GIVEN TEXT |

2. Adapting to Evolving Threat Landscapes

Attackers are constantly developing new tactics, techniques, and procedures (TTPs), embracing automation, AI, deep fakes, exploiting cloud configurations, and even state-sponsored programs to improve hacking success. In a recent story that sounds like a sci-fi movie, a Hong Kong finance worker paid $25 million after a deep fake video call with his organization’s “chief financial officer.” The FBI even issued a recent warning about the rise in AI for highly personalized email phishing campaigns that are extremely hard to detect as spam. Continuous monitoring helps your business adapt and identify these emerging threats before an attack catches you off guard.

3. Ensuring Compliance and Regulatory Requirements

Continuous monitoring creates the documentation and audit trails needed for GDPR, HIPAA, PCI DSS, and other industry compliance. For example, continuous monitoring logs every attempt to access individual health records, which operate as evidence for access controls, attempts to restrict unauthorized access and a documented history of HIPAA compliance. Not only does it make the audit process smoother, but it also reduces your business’s regulatory penalties and fines due to noncompliance.

4. Improves Incident Response and Recovery

Timely incident detection allows for quick containment, eradication, and immediate remediation from damaging cyber incidents. Downtime is financially costly, and it destroys employee productivity. The average downtime after a ransom attack is 24 days, and recovery can be ten times the size of the ransom payment. Continuous monitoring reduces downtime, minimizes damages, and improves business continuity, ensuring your business is kept up and running.

5. Protecting Against Insider Threats

According to a 2023 report, 74% of organizations are at least moderately vulnerable to insider threats, and they are the primary cause of 60% of data breaches. Unfortunately, insider attacks are also on the rise, with a majority of companies seeing a 60% uptick in inside incidents. Insider threats can either be accidental human error or malicious employees illegally accessing restricted areas. Continuous monitoring helps regulate access control and identity management, preventing and immediately flagging unusual employee behavior or activities.

6. Cost Efficiency and Risk Management

For large organizations, every minute of downtime can cost $9,000, and for high-risk industries like finance and healthcare, downtime can skyrocket to $5 million an hour in specific scenarios. The average cost of a ransomware attack rose to $5.13 million in 2023, a 13% increase from the previous year — and that’s not including the ransom payouts. Ongoing cybersecurity and continuous monitoring might seem expensive to implement, but it’s even more financially damaging in the long run to deal with a higher frequency and severity of attacks.

DATA SECTION |
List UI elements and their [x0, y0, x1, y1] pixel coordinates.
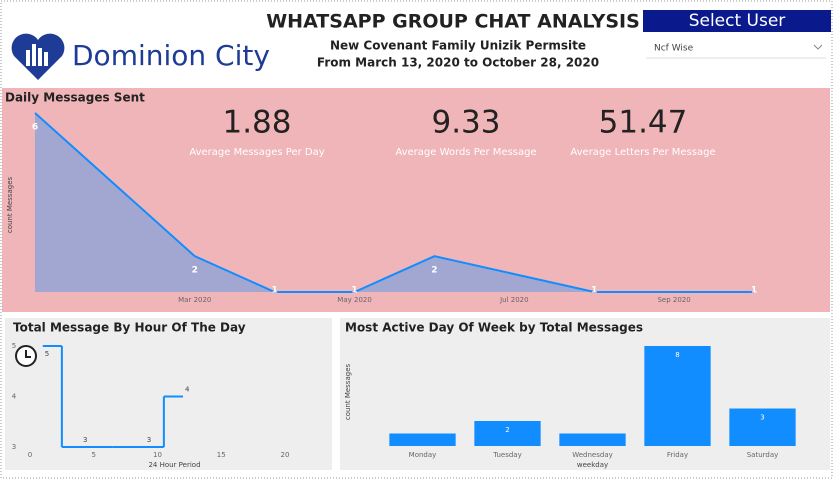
value-label: 2	[505, 426, 509, 434]
y-tick-label: 5	[12, 342, 16, 350]
value-label: 3	[147, 436, 151, 444]
value-label: 5	[45, 350, 49, 358]
x-axis-label: 24 Hour Period	[148, 461, 200, 469]
kpi-label: Average Letters Per Message	[570, 147, 715, 158]
filter-dropdown[interactable]: Ncf Wise	[646, 44, 826, 59]
x-tick-label: Monday	[409, 451, 437, 459]
panel-hour	[5, 318, 332, 470]
bar	[644, 346, 711, 446]
x-tick-label: Sep 2020	[657, 296, 690, 304]
kpi-value: 51.47	[599, 105, 688, 141]
logo-heart	[11, 33, 65, 80]
subtitle: New Covenant Family Unizik Permsite	[330, 39, 586, 53]
x-tick-label: 20	[281, 451, 290, 459]
chevron	[813, 44, 823, 50]
kpi-value: 9.33	[431, 105, 500, 141]
x-tick-label: May 2020	[337, 296, 372, 304]
clock-icon	[15, 345, 37, 367]
chart-title: Daily Messages Sent	[5, 91, 145, 105]
area	[35, 113, 754, 292]
period: From March 13, 2020 to October 28, 2020	[317, 56, 599, 70]
kpi-value: 1.88	[222, 105, 291, 141]
panel-daily	[2, 88, 830, 312]
value-label: 4	[185, 386, 190, 394]
chart-title: Total Message By Hour Of The Day	[13, 321, 246, 335]
x-tick-label: 15	[217, 451, 226, 459]
x-tick-label: Friday	[667, 451, 688, 459]
value-label: 3	[83, 436, 87, 444]
x-tick-label: Saturday	[747, 451, 779, 459]
filter-value[interactable]: Ncf Wise	[654, 44, 694, 54]
x-tick-label: Wednesday	[572, 451, 613, 459]
value-label: 2	[192, 266, 198, 276]
value-label: 6	[32, 123, 38, 133]
value-label: 1	[351, 286, 357, 296]
line	[34, 112, 754, 293]
value-label: 3	[760, 414, 764, 422]
bar	[389, 433, 456, 446]
logo-text: Dominion City	[72, 39, 270, 72]
x-tick-label: Jul 2020	[499, 296, 529, 304]
x-tick-label: 5	[92, 451, 96, 459]
chart-title: Most Active Day Of Week by Total Message…	[345, 321, 643, 335]
kpi-label: Average Messages Per Day	[189, 147, 324, 158]
y-tick-label: 4	[12, 393, 17, 401]
bar	[729, 408, 796, 446]
x-axis-label: weekday	[577, 461, 608, 469]
title: WHATSAPP GROUP CHAT ANALYSIS	[266, 11, 640, 33]
filter-header	[643, 10, 831, 32]
panel-weekday	[340, 318, 830, 470]
y-axis-label: count Messages	[344, 364, 352, 421]
x-tick-label: Mar 2020	[178, 296, 211, 304]
y-axis-label: count Messages	[6, 177, 14, 234]
kpi-label: Average Words Per Message	[395, 147, 536, 158]
value-label: 8	[675, 351, 679, 359]
bar	[559, 433, 626, 446]
value-label: 1	[272, 286, 278, 296]
y-tick-label: 3	[12, 443, 16, 451]
logo-skyline	[26, 44, 48, 66]
value-label: 1	[591, 286, 597, 296]
value-label: 2	[431, 266, 437, 276]
x-tick-label: 0	[28, 451, 32, 459]
filter-label: Select User	[689, 11, 786, 31]
value-label: 1	[751, 286, 757, 296]
x-tick-label: 10	[153, 451, 162, 459]
x-tick-label: Tuesday	[492, 451, 521, 459]
bar	[474, 421, 541, 446]
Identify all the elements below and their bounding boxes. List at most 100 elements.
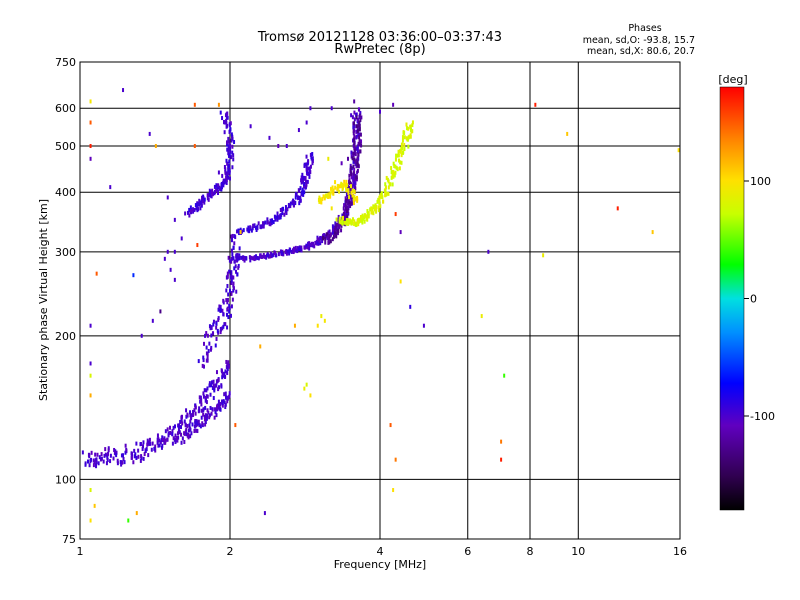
data-point	[341, 185, 344, 190]
data-point	[268, 135, 271, 140]
data-point	[193, 429, 196, 434]
data-point	[193, 143, 196, 148]
data-point	[225, 288, 228, 293]
data-point	[159, 309, 162, 314]
data-point	[231, 233, 234, 238]
data-point	[348, 187, 351, 192]
data-point	[231, 165, 234, 170]
data-point	[390, 170, 393, 175]
data-point	[222, 183, 225, 188]
data-point	[305, 243, 308, 248]
data-point	[186, 210, 189, 215]
data-point	[212, 322, 215, 327]
data-point	[100, 456, 103, 461]
data-point	[219, 308, 222, 313]
data-point	[344, 196, 347, 201]
data-point	[329, 194, 332, 199]
data-point	[225, 395, 228, 400]
data-point	[351, 188, 354, 193]
data-point	[226, 300, 229, 305]
data-point	[204, 405, 207, 410]
data-point	[292, 246, 295, 251]
data-point	[197, 207, 200, 212]
data-point	[230, 273, 233, 278]
data-point	[387, 191, 390, 196]
data-point	[347, 203, 350, 208]
data-point	[295, 248, 298, 253]
data-point	[127, 518, 130, 523]
data-point	[215, 321, 218, 326]
data-point	[226, 161, 229, 166]
data-point	[222, 298, 225, 303]
data-point	[146, 438, 149, 443]
data-point	[286, 207, 289, 212]
data-point	[188, 423, 191, 428]
data-point	[345, 187, 348, 192]
data-point	[353, 146, 356, 151]
data-point	[211, 192, 214, 197]
data-point	[214, 343, 217, 348]
data-point	[202, 355, 205, 360]
data-point	[166, 437, 169, 442]
data-point	[206, 414, 209, 419]
data-point	[327, 232, 330, 237]
data-point	[199, 395, 202, 400]
data-point	[279, 215, 282, 220]
data-point	[341, 213, 344, 218]
data-point	[106, 455, 109, 460]
data-point	[296, 249, 299, 254]
data-point	[220, 383, 223, 388]
data-point	[299, 198, 302, 203]
data-point	[175, 435, 178, 440]
data-point	[346, 205, 349, 210]
data-point	[363, 219, 366, 224]
data-point	[406, 126, 409, 131]
data-point	[343, 179, 346, 184]
data-point	[327, 230, 330, 235]
data-point	[353, 134, 356, 139]
x-tick-label: 4	[377, 545, 384, 558]
data-point	[327, 240, 330, 245]
data-point	[307, 159, 310, 164]
data-point	[192, 412, 195, 417]
data-point	[357, 217, 360, 222]
data-point	[331, 237, 334, 242]
data-point	[366, 209, 369, 214]
data-point	[336, 183, 339, 188]
data-point	[166, 427, 169, 432]
data-point	[352, 137, 355, 142]
data-point	[269, 254, 272, 259]
data-point	[194, 423, 197, 428]
data-point	[234, 264, 237, 269]
data-point	[102, 459, 105, 464]
data-point	[176, 431, 179, 436]
data-point	[342, 183, 345, 188]
data-point	[300, 175, 303, 180]
data-point	[350, 175, 353, 180]
data-point	[326, 193, 329, 198]
data-point	[333, 230, 336, 235]
data-point	[94, 452, 97, 457]
data-point	[104, 447, 107, 452]
data-point	[225, 365, 228, 370]
data-point	[319, 241, 322, 246]
data-point	[348, 185, 351, 190]
data-point	[190, 431, 193, 436]
data-point	[320, 236, 323, 241]
data-point	[204, 422, 207, 427]
data-point	[355, 175, 358, 180]
data-point	[312, 241, 315, 246]
data-point	[206, 408, 209, 413]
data-point	[387, 179, 390, 184]
data-point	[228, 168, 231, 173]
data-point	[350, 190, 353, 195]
data-point	[196, 428, 199, 433]
data-point	[250, 255, 253, 260]
data-point	[226, 366, 229, 371]
data-point	[179, 419, 182, 424]
data-point	[210, 333, 213, 338]
data-point	[196, 243, 199, 248]
data-point	[374, 203, 377, 208]
data-point	[100, 452, 103, 457]
data-point	[405, 136, 408, 141]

TASK DIRECTIONS | Extend the article on continuous cybersecurity monitoring, picking up right after its last sentence.

RESPONSE FOR THIS EXERCISE |
Continuous monitoring also helps businesses to more efficiently allocate human, technology, and monetary resources. Your business is being monitored 24/7/365, and you can see where your organization is most vulnerable. For example, continuous monitoring could detect frequent performance slowdowns from your third-party cloud provider during peak usage times. This would most likely go undetected in a quarterly audit, but it could lead to massive vulnerabilities in your provider’s capacity to handle your scale.

7. Building a Proactive Security Posture

Proactivity is the key to a strong, robust security system, actively identifying and mitigating attacks before they become full-blown issues. The historical approach was static defense systems that are not enough to combat growing insider threats and sophisticated AI cybercrime. Continuous monitoring fosters a larger culture of security awareness, highlighting the importance of vigilance and employee responsibility within the company. Employees know their behaviors are monitored and are more likely to approach suspicious activity cautiously.

Continuous Monitoring With TPx for Peace of Mind

To rapidly detect threats, mitigate sophisticated attacks, ensure compliance, and protect your business against insider threats, continuous monitoring is a must-have component of a comprehensive cybersecurity strategy. Without continuous monitoring, your business has crucial moments of vulnerabilities that hackers are waiting to exploit. Plus, the longer an unfortunate cyber incident continues, the larger the consequences of fines, monetary damages, losses in productivity, business downtime, and ruined customer trust.